## START
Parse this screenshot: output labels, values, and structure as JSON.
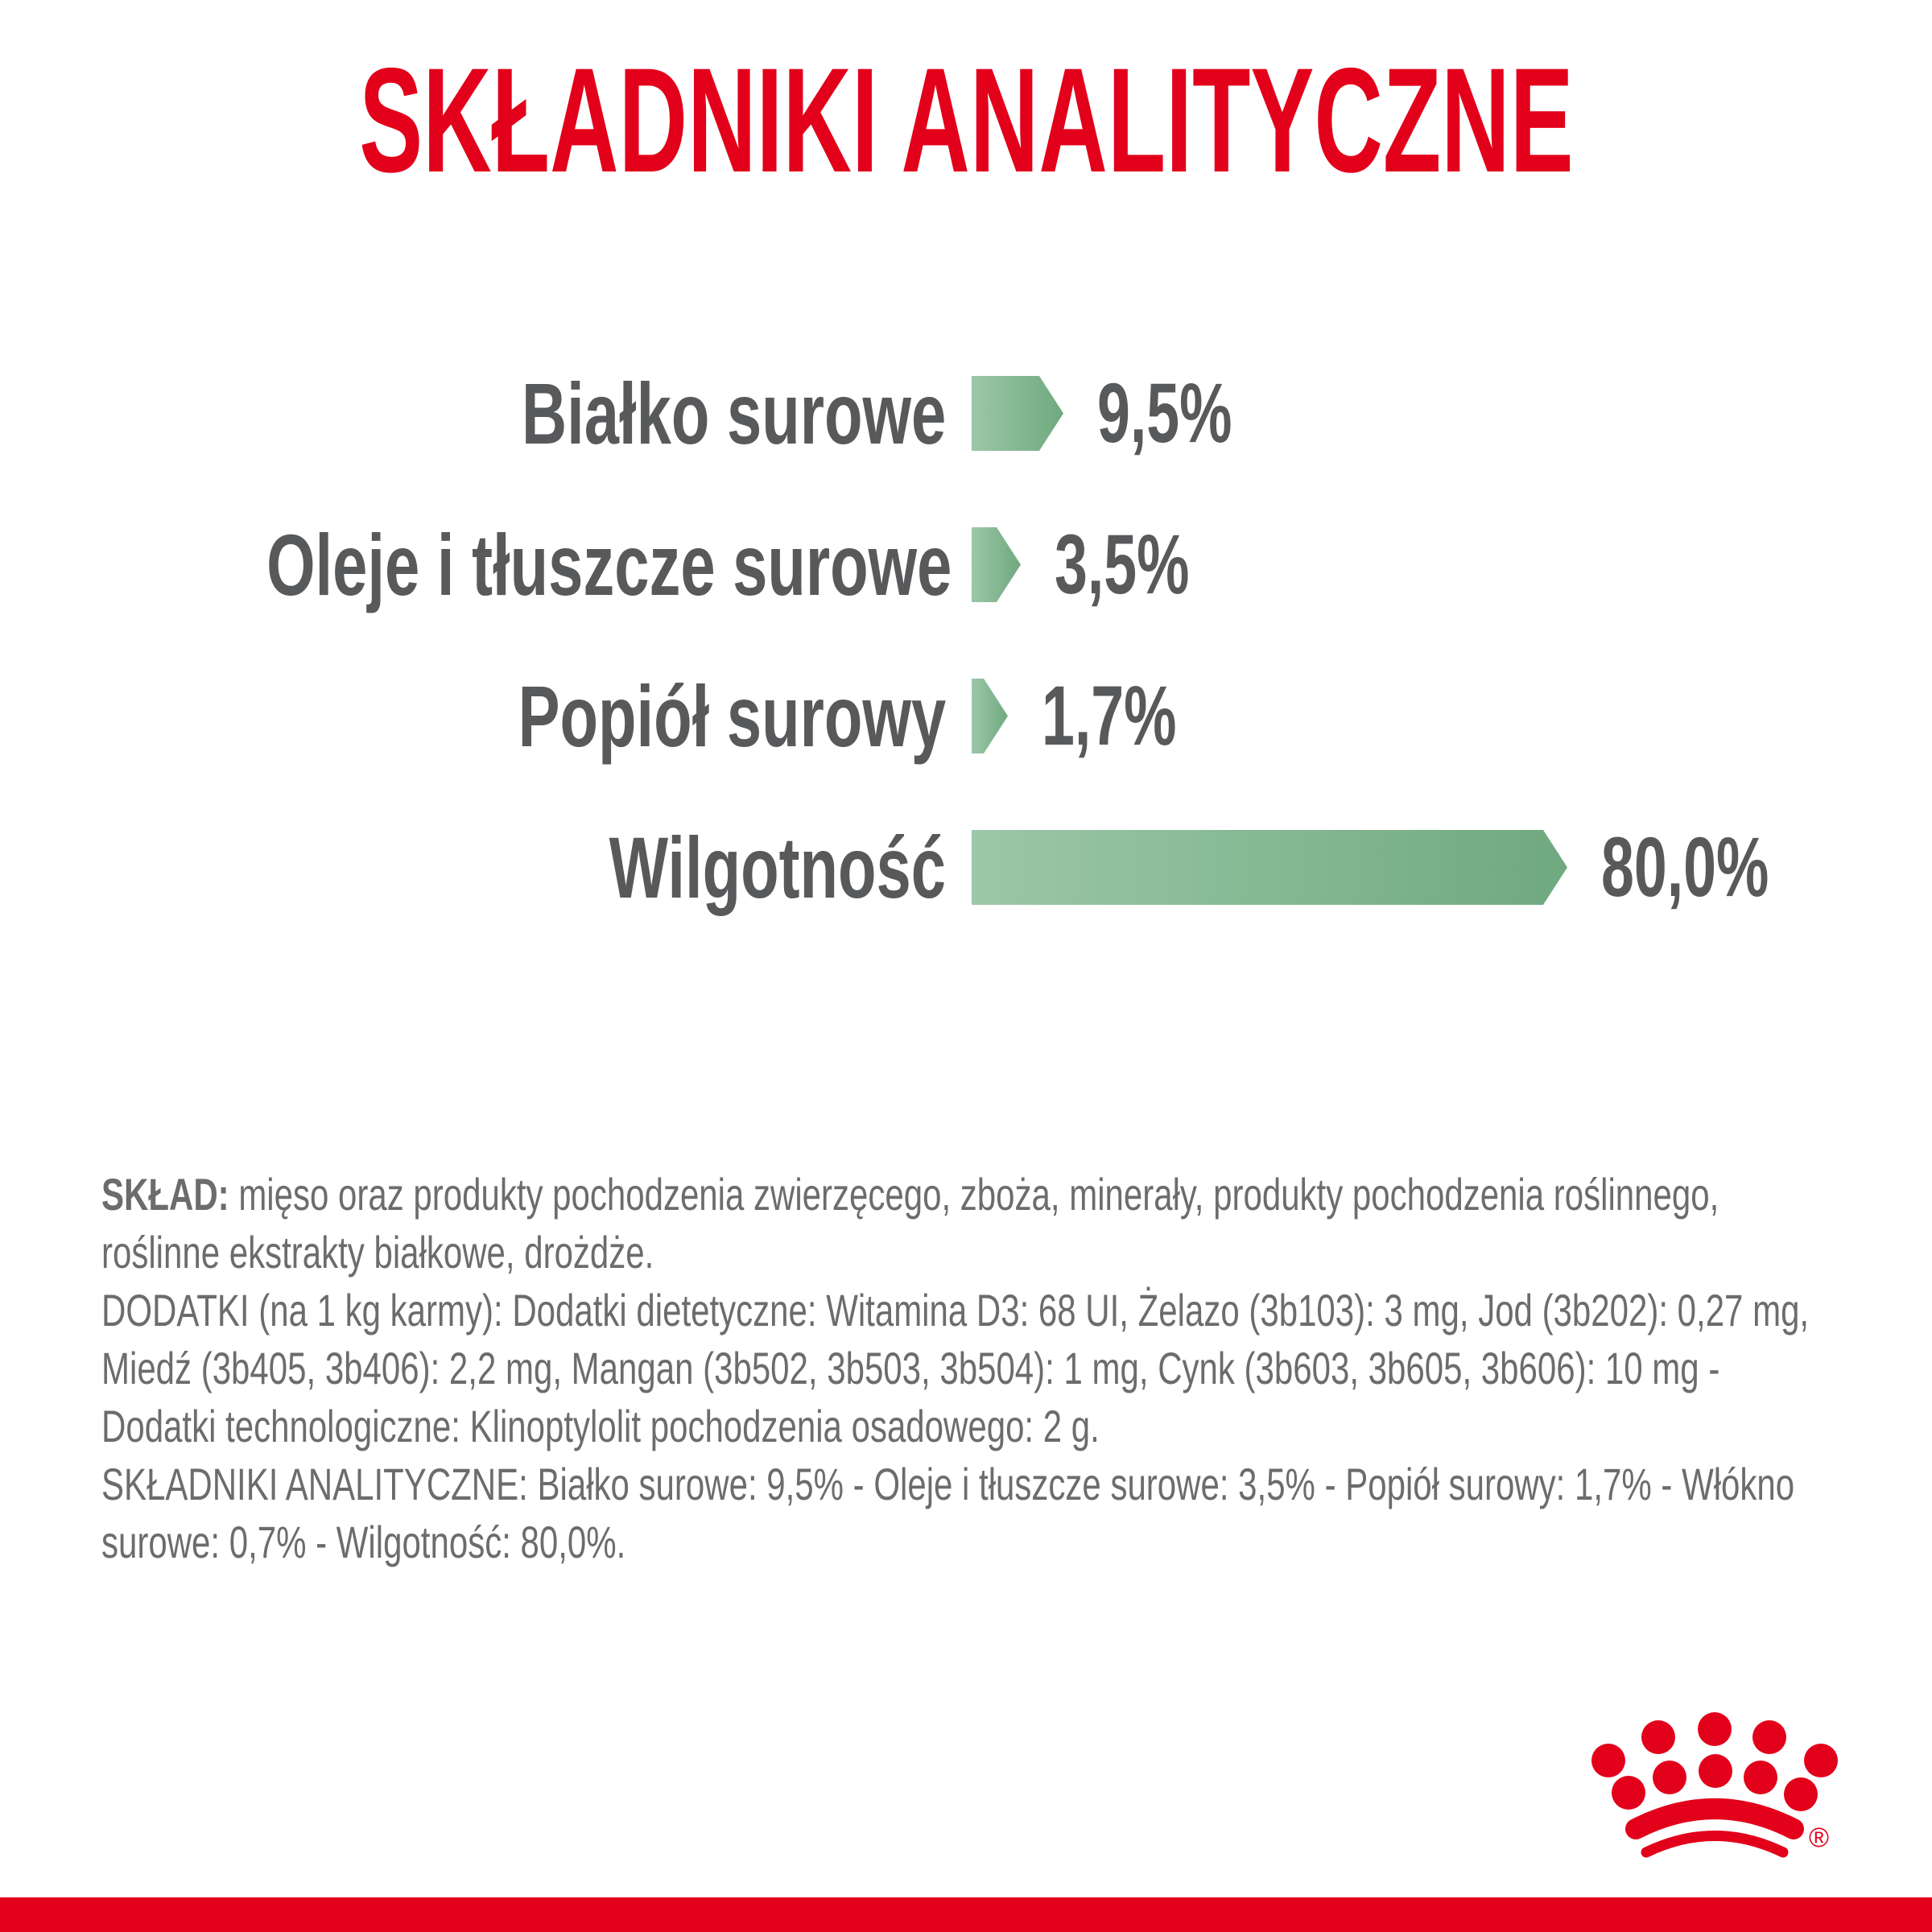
{
  "page": {
    "background": "#ffffff"
  },
  "title": {
    "text": "SKŁADNIKI ANALITYCZNE",
    "color": "#e2001a"
  },
  "chart_data": {
    "type": "bar",
    "orientation": "horizontal",
    "title": "SKŁADNIKI ANALITYCZNE",
    "unit": "%",
    "categories": [
      "Białko surowe",
      "Oleje i tłuszcze surowe",
      "Popiół surowy",
      "Wilgotność"
    ],
    "values": [
      9.5,
      3.5,
      1.7,
      80.0
    ],
    "value_labels": [
      "9,5%",
      "3,5%",
      "1,7%",
      "80,0%"
    ],
    "axis_range": [
      0,
      80
    ],
    "grid": false,
    "legend": false,
    "bar_gradient_start": "#9cc7a8",
    "bar_gradient_end": "#6fa97f",
    "text_color": "#58595b"
  },
  "details": {
    "text_color": "#6b6c6e",
    "lines": [
      {
        "bold": "SKŁAD:",
        "text": " mięso oraz produkty pochodzenia zwierzęcego, zboża, minerały, produkty pochodzenia roślinnego,"
      },
      {
        "bold": "",
        "text": "roślinne ekstrakty białkowe, drożdże."
      },
      {
        "bold": "",
        "text": "DODATKI (na 1 kg karmy): Dodatki dietetyczne: Witamina D3: 68 UI, Żelazo (3b103): 3 mg, Jod (3b202): 0,27 mg,"
      },
      {
        "bold": "",
        "text": "Miedź (3b405, 3b406): 2,2 mg, Mangan (3b502, 3b503, 3b504): 1 mg, Cynk (3b603, 3b605, 3b606): 10 mg -"
      },
      {
        "bold": "",
        "text": "Dodatki technologiczne: Klinoptylolit pochodzenia osadowego: 2 g."
      },
      {
        "bold": "",
        "text": "SKŁADNIKI ANALITYCZNE: Białko surowe: 9,5% - Oleje i tłuszcze surowe: 3,5% - Popiół surowy: 1,7% - Włókno"
      },
      {
        "bold": "",
        "text": "surowe: 0,7% - Wilgotność: 80,0%."
      }
    ]
  },
  "logo": {
    "name": "Royal Canin crown",
    "registered_mark": "®",
    "color": "#e2001a"
  },
  "footer_band": {
    "color": "#e2001a"
  }
}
## END
_GIVEN REQUEST_
Return the listing above unchanged, apart from dropping its pictures.

_WRITTEN ANSWER_
Parse this screenshot: output labels, values, and structure as JSON.
{
  "page": {
    "background": "#ffffff"
  },
  "title": {
    "text": "SKŁADNIKI ANALITYCZNE",
    "color": "#e2001a"
  },
  "chart_data": {
    "type": "bar",
    "orientation": "horizontal",
    "title": "SKŁADNIKI ANALITYCZNE",
    "unit": "%",
    "categories": [
      "Białko surowe",
      "Oleje i tłuszcze surowe",
      "Popiół surowy",
      "Wilgotność"
    ],
    "values": [
      9.5,
      3.5,
      1.7,
      80.0
    ],
    "value_labels": [
      "9,5%",
      "3,5%",
      "1,7%",
      "80,0%"
    ],
    "axis_range": [
      0,
      80
    ],
    "grid": false,
    "legend": false,
    "bar_gradient_start": "#9cc7a8",
    "bar_gradient_end": "#6fa97f",
    "text_color": "#58595b"
  },
  "details": {
    "text_color": "#6b6c6e",
    "lines": [
      {
        "bold": "SKŁAD:",
        "text": " mięso oraz produkty pochodzenia zwierzęcego, zboża, minerały, produkty pochodzenia roślinnego,"
      },
      {
        "bold": "",
        "text": "roślinne ekstrakty białkowe, drożdże."
      },
      {
        "bold": "",
        "text": "DODATKI (na 1 kg karmy): Dodatki dietetyczne: Witamina D3: 68 UI, Żelazo (3b103): 3 mg, Jod (3b202): 0,27 mg,"
      },
      {
        "bold": "",
        "text": "Miedź (3b405, 3b406): 2,2 mg, Mangan (3b502, 3b503, 3b504): 1 mg, Cynk (3b603, 3b605, 3b606): 10 mg -"
      },
      {
        "bold": "",
        "text": "Dodatki technologiczne: Klinoptylolit pochodzenia osadowego: 2 g."
      },
      {
        "bold": "",
        "text": "SKŁADNIKI ANALITYCZNE: Białko surowe: 9,5% - Oleje i tłuszcze surowe: 3,5% - Popiół surowy: 1,7% - Włókno"
      },
      {
        "bold": "",
        "text": "surowe: 0,7% - Wilgotność: 80,0%."
      }
    ]
  },
  "logo": {
    "name": "Royal Canin crown",
    "registered_mark": "®",
    "color": "#e2001a"
  },
  "footer_band": {
    "color": "#e2001a"
  }
}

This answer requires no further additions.